### Brief
All of the data below should be written out exactly.

>> START Task inputs

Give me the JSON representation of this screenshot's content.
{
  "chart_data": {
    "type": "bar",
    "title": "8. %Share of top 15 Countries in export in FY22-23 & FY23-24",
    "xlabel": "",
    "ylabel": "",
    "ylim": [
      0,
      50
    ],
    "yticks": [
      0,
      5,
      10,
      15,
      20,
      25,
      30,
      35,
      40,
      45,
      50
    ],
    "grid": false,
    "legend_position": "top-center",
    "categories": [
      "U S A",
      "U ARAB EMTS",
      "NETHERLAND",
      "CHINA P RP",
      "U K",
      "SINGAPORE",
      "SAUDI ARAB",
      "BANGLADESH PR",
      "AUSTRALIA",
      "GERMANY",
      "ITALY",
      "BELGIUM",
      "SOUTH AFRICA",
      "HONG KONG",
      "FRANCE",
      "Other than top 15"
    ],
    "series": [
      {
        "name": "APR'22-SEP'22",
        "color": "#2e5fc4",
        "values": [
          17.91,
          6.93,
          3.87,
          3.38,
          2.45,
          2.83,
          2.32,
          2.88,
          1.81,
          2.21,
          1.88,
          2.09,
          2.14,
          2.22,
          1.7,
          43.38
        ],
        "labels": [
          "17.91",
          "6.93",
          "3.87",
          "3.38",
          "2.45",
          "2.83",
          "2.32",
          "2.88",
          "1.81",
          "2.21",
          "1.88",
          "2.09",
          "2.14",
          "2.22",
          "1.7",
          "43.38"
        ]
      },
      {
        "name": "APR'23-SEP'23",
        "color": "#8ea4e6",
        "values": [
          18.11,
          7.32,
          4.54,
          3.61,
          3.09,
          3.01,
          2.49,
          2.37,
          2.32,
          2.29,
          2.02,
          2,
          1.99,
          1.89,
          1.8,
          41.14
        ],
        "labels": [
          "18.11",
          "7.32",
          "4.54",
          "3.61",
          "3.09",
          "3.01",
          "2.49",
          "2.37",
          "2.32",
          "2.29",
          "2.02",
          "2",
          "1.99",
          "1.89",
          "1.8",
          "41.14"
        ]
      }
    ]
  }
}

>> END Task inputs

### Output of the task
Give me the JSON representation of this screenshot's content.
{
  "chart_data": {
    "type": "bar",
    "title": "8. %Share of top 15 Countries in export in FY22-23 & FY23-24",
    "xlabel": "",
    "ylabel": "",
    "ylim": [
      0,
      50
    ],
    "yticks": [
      0,
      5,
      10,
      15,
      20,
      25,
      30,
      35,
      40,
      45,
      50
    ],
    "grid": false,
    "legend_position": "top-center",
    "categories": [
      "U S A",
      "U ARAB EMTS",
      "NETHERLAND",
      "CHINA P RP",
      "U K",
      "SINGAPORE",
      "SAUDI ARAB",
      "BANGLADESH PR",
      "AUSTRALIA",
      "GERMANY",
      "ITALY",
      "BELGIUM",
      "SOUTH AFRICA",
      "HONG KONG",
      "FRANCE",
      "Other than top 15"
    ],
    "series": [
      {
        "name": "APR'22-SEP'22",
        "color": "#2e5fc4",
        "values": [
          17.91,
          6.93,
          3.87,
          3.38,
          2.45,
          2.83,
          2.32,
          2.88,
          1.81,
          2.21,
          1.88,
          2.09,
          2.14,
          2.22,
          1.7,
          43.38
        ],
        "labels": [
          "17.91",
          "6.93",
          "3.87",
          "3.38",
          "2.45",
          "2.83",
          "2.32",
          "2.88",
          "1.81",
          "2.21",
          "1.88",
          "2.09",
          "2.14",
          "2.22",
          "1.7",
          "43.38"
        ]
      },
      {
        "name": "APR'23-SEP'23",
        "color": "#8ea4e6",
        "values": [
          18.11,
          7.32,
          4.54,
          3.61,
          3.09,
          3.01,
          2.49,
          2.37,
          2.32,
          2.29,
          2.02,
          2,
          1.99,
          1.89,
          1.8,
          41.14
        ],
        "labels": [
          "18.11",
          "7.32",
          "4.54",
          "3.61",
          "3.09",
          "3.01",
          "2.49",
          "2.37",
          "2.32",
          "2.29",
          "2.02",
          "2",
          "1.99",
          "1.89",
          "1.8",
          "41.14"
        ]
      }
    ]
  }
}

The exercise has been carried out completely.